**AIM**
Extract every line of the material that holds the string "субъектов".

- - - - - - -

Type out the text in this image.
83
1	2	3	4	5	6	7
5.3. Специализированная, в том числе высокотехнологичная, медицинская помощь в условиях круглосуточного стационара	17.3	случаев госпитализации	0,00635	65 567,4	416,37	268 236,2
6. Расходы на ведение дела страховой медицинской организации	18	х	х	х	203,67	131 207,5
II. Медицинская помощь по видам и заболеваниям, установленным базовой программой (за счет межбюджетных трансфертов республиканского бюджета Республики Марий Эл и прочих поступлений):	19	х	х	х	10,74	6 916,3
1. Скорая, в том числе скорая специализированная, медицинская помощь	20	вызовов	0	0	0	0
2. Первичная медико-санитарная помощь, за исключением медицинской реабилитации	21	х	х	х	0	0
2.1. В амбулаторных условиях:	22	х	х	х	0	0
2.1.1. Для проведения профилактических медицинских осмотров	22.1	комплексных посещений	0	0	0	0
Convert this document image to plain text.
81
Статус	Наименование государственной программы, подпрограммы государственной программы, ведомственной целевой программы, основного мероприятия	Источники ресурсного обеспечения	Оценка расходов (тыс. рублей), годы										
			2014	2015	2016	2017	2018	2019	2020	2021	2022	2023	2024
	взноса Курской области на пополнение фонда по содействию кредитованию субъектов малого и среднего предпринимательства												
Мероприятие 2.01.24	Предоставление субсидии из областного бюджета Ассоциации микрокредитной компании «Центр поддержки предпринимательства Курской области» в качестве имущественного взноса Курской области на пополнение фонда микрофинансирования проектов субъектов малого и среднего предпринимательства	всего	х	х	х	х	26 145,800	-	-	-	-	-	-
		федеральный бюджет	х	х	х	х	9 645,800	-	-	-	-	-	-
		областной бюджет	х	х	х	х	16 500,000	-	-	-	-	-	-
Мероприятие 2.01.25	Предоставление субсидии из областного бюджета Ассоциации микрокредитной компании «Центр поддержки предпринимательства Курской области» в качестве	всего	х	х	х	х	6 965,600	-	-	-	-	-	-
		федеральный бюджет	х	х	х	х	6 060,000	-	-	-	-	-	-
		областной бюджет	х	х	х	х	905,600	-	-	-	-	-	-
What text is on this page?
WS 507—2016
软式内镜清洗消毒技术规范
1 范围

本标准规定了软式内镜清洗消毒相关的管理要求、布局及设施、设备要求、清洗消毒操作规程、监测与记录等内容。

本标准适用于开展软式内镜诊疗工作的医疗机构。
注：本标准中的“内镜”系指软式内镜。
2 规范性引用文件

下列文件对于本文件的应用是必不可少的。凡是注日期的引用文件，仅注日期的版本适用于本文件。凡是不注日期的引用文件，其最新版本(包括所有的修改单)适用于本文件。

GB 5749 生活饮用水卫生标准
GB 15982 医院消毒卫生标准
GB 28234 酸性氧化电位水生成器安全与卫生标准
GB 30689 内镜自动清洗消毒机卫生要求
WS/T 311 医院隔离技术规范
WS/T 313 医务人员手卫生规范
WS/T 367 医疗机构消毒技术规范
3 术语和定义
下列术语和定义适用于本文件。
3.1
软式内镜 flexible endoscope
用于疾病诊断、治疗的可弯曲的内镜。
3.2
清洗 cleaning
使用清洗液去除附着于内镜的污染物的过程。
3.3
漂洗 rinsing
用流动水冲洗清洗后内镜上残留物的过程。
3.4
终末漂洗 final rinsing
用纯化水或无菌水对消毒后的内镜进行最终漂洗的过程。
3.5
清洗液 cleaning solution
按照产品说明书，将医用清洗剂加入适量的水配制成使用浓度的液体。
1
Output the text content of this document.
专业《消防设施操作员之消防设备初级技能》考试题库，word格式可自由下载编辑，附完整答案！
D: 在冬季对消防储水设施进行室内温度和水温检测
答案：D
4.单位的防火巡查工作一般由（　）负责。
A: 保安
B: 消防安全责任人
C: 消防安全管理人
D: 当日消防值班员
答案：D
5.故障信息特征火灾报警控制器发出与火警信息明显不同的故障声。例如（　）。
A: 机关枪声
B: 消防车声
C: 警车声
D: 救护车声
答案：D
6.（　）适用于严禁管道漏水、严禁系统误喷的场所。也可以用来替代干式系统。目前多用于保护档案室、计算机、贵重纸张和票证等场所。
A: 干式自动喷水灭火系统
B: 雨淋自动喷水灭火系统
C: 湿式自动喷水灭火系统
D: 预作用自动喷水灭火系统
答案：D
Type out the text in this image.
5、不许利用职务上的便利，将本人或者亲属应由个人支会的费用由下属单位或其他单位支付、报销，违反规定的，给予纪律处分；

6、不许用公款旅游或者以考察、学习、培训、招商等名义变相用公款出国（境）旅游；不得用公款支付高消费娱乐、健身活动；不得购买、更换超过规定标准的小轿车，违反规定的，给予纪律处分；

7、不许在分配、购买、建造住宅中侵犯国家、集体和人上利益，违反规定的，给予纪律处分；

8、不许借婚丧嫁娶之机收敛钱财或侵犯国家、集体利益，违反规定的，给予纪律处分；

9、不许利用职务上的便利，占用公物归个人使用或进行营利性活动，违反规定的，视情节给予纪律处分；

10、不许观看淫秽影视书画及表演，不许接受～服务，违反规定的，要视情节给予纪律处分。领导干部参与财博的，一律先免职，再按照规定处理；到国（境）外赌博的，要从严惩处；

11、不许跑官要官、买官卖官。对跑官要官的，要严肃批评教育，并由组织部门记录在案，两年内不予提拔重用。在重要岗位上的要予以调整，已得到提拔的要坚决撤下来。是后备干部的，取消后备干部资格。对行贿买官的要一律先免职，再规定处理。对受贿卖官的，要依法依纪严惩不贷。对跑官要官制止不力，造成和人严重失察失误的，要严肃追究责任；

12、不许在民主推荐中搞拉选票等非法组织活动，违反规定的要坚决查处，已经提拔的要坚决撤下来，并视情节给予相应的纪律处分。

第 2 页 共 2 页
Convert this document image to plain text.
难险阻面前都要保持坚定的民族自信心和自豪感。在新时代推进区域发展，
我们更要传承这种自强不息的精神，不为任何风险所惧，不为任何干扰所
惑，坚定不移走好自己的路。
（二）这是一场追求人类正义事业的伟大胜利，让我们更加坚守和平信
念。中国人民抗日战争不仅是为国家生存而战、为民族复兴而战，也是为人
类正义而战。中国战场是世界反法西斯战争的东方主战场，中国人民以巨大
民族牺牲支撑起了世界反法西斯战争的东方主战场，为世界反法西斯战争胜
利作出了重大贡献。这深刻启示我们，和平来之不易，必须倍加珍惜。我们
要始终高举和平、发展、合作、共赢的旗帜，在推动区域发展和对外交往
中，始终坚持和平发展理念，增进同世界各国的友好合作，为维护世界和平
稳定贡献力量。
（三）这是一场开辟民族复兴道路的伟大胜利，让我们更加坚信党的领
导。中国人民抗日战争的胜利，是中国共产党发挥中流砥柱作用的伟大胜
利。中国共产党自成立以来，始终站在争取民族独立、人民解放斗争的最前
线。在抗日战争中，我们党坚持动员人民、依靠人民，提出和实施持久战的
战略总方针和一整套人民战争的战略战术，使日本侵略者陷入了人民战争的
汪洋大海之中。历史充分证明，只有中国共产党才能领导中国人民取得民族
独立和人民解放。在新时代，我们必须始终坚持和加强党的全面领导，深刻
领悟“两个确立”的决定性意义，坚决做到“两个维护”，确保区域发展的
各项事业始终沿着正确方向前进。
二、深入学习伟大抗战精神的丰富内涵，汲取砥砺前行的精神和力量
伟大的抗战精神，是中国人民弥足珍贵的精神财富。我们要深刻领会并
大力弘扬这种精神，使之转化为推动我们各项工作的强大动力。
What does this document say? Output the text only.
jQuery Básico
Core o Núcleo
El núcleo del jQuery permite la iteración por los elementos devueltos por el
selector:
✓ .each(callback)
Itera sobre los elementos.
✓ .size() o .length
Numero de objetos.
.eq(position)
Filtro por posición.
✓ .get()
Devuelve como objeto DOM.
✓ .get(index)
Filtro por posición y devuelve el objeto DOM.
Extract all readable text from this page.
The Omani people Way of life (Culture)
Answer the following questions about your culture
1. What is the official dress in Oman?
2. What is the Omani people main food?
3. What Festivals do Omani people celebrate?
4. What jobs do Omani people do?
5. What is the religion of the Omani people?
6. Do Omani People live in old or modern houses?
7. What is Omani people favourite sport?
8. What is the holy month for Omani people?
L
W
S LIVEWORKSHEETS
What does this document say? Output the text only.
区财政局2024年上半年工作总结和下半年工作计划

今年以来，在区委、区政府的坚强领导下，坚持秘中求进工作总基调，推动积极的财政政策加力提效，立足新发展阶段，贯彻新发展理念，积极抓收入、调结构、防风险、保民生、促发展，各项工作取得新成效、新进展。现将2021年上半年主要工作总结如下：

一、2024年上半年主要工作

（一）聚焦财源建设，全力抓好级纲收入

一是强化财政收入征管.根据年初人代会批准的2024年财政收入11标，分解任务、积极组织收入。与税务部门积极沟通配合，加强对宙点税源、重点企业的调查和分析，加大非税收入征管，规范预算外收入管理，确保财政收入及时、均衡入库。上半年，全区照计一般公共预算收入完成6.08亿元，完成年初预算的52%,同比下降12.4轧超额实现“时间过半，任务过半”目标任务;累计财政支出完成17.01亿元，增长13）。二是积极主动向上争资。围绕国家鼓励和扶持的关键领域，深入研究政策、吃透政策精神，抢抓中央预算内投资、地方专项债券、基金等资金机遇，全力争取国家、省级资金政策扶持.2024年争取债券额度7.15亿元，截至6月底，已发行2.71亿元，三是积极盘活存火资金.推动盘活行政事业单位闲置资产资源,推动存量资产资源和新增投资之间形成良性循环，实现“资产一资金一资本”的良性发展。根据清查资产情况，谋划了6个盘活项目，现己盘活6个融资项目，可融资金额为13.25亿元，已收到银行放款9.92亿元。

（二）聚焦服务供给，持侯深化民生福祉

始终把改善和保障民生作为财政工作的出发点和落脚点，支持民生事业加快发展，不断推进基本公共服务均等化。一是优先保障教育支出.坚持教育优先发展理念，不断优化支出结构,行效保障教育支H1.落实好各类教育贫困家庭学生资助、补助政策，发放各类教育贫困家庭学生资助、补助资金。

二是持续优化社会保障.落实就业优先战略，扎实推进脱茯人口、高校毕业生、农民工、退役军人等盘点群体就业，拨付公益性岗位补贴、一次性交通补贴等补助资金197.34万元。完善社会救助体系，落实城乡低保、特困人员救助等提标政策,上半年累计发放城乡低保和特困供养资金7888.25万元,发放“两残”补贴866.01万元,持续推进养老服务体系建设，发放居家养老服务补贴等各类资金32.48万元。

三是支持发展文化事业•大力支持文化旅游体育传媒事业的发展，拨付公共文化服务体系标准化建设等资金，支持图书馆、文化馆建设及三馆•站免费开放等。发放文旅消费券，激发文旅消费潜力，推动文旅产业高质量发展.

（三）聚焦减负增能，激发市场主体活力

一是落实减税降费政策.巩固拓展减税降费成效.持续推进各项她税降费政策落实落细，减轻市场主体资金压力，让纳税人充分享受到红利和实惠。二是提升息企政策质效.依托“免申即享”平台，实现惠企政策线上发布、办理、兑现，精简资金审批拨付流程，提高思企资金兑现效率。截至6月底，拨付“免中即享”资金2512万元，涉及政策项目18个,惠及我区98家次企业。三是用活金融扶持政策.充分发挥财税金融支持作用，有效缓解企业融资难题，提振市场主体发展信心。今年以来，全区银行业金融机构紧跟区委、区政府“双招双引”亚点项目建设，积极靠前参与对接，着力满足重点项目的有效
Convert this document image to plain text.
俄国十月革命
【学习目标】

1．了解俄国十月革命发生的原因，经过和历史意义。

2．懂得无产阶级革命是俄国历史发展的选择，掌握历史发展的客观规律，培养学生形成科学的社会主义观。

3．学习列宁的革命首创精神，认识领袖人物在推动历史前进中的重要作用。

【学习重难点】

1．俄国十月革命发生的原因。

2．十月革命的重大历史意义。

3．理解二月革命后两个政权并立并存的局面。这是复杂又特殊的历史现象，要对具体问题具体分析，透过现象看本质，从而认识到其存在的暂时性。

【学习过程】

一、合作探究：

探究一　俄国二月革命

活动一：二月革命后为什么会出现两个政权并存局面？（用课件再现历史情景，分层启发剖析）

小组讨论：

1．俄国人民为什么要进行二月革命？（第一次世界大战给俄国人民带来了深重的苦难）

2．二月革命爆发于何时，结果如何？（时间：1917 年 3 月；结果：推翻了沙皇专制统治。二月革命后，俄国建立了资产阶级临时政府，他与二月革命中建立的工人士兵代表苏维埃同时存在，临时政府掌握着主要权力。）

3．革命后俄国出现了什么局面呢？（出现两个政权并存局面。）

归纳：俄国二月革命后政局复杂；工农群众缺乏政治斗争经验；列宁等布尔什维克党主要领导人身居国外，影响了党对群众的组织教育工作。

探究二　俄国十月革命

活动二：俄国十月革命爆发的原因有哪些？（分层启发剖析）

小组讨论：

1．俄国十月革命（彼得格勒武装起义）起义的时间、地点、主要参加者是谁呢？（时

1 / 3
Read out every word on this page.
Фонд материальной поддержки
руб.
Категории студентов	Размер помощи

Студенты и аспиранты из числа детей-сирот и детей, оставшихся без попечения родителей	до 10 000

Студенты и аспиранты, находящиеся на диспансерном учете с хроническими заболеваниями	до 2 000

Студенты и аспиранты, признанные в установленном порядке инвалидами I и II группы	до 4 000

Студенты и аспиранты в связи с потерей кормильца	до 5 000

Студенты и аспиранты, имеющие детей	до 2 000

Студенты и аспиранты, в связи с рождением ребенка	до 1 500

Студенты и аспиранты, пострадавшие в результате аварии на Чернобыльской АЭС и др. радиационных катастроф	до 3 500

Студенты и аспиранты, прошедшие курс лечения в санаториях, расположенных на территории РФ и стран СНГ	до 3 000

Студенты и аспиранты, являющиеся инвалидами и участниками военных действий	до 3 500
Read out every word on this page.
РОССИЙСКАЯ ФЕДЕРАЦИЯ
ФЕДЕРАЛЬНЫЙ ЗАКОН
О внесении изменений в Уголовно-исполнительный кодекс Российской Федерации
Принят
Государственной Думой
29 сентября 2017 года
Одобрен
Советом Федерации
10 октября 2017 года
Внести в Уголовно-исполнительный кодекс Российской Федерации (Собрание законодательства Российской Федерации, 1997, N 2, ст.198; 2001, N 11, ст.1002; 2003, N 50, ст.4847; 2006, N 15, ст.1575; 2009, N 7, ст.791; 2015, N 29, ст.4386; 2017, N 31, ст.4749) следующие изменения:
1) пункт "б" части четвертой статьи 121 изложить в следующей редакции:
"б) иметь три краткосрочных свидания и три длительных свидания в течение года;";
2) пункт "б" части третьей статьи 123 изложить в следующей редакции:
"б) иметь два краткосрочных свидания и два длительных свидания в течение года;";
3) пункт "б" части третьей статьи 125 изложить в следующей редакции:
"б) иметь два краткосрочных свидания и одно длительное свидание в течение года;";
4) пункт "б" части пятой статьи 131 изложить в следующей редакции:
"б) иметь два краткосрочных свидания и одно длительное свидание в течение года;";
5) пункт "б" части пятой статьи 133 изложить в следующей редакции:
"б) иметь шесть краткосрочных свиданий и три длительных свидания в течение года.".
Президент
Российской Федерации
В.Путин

- - - - - - -

**SOLUTION TO THE EXERCISE**
	взноса Курской области на пополнение фонда по содействию кредитованию субъектов малого и среднего предпринимательства												
Мероприятие 2.01.24	Предоставление субсидии из областного бюджета Ассоциации микрокредитной компании «Центр поддержки предпринимательства Курской области» в качестве имущественного взноса Курской области на пополнение фонда микрофинансирования проектов субъектов малого и среднего предпринимательства	всего	х	х	х	х	26 145,800	-	-	-	-	-	-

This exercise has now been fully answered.